_A run of records:_

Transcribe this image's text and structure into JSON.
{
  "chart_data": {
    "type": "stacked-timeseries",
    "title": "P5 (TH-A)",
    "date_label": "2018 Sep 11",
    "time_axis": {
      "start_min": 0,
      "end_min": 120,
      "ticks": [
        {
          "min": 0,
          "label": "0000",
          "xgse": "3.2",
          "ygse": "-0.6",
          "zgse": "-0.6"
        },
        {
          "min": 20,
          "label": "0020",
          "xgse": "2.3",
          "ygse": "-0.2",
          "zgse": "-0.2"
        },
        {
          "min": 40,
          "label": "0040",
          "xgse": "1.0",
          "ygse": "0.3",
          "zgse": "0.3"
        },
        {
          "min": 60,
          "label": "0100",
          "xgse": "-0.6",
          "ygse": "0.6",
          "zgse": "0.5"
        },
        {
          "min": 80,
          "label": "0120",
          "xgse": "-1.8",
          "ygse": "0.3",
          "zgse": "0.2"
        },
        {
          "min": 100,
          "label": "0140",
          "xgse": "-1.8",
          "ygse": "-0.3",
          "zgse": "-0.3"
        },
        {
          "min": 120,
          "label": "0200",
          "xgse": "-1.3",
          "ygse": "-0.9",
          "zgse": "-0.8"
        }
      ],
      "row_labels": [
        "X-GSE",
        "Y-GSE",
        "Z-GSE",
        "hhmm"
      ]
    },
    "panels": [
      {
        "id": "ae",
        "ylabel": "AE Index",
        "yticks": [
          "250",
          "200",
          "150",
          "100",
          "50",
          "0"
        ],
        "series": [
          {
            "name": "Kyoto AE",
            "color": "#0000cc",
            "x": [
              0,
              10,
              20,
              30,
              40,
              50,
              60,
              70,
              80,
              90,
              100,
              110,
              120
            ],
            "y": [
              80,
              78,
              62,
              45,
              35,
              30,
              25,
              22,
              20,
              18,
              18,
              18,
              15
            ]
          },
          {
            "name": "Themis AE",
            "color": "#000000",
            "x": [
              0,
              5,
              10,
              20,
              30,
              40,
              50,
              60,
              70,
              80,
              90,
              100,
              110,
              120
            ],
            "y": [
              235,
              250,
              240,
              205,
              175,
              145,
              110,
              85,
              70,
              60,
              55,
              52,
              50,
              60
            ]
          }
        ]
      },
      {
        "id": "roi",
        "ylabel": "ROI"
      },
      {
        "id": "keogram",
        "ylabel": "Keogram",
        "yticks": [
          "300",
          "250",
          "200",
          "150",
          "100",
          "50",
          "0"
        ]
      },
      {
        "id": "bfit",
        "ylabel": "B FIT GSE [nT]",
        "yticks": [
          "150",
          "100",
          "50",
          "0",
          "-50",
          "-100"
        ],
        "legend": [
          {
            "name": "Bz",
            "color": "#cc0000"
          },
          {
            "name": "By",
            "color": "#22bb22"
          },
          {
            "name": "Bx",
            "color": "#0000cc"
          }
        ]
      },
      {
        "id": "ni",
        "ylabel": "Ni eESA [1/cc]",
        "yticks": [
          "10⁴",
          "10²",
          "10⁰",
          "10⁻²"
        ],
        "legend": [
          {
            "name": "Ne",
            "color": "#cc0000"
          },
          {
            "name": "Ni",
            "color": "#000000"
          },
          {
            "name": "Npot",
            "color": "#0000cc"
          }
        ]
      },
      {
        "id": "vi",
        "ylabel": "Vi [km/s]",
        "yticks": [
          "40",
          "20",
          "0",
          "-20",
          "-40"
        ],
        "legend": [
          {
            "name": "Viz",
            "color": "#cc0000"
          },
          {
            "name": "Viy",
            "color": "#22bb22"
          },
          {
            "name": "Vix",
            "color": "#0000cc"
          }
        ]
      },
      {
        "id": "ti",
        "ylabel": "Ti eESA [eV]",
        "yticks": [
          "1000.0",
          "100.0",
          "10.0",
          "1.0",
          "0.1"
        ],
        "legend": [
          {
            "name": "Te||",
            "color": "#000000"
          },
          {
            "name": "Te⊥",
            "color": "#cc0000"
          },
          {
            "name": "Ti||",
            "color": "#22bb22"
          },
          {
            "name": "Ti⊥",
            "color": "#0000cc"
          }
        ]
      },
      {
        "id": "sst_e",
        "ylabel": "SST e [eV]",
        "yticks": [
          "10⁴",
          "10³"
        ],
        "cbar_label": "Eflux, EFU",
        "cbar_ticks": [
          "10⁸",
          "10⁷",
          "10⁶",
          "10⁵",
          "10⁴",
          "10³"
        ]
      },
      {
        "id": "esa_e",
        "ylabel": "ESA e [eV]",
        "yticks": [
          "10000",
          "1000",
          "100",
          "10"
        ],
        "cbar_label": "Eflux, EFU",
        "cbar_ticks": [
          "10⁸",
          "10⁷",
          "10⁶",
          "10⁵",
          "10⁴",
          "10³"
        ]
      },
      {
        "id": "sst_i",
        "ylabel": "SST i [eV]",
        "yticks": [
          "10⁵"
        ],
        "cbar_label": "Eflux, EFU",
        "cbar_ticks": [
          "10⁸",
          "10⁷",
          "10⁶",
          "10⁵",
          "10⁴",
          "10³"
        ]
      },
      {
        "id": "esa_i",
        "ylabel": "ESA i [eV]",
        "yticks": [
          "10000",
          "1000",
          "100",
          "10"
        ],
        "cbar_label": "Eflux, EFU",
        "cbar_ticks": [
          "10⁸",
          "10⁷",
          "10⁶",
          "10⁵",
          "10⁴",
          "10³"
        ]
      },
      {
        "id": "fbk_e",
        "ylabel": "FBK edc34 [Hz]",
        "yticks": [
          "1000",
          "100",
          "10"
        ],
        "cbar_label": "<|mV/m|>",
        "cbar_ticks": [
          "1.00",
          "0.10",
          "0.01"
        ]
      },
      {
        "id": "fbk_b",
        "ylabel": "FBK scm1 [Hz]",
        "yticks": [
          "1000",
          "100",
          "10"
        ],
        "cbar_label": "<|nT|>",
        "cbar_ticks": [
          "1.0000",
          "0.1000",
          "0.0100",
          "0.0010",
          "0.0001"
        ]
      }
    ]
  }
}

_Goal:_ Search the lines above for the string "xgse", then show every one that has it.

_Expected output:_
          "xgse": "3.2",
          "xgse": "2.3",
          "xgse": "1.0",
          "xgse": "-0.6",
          "xgse": "-1.8",
          "xgse": "-1.8",
          "xgse": "-1.3",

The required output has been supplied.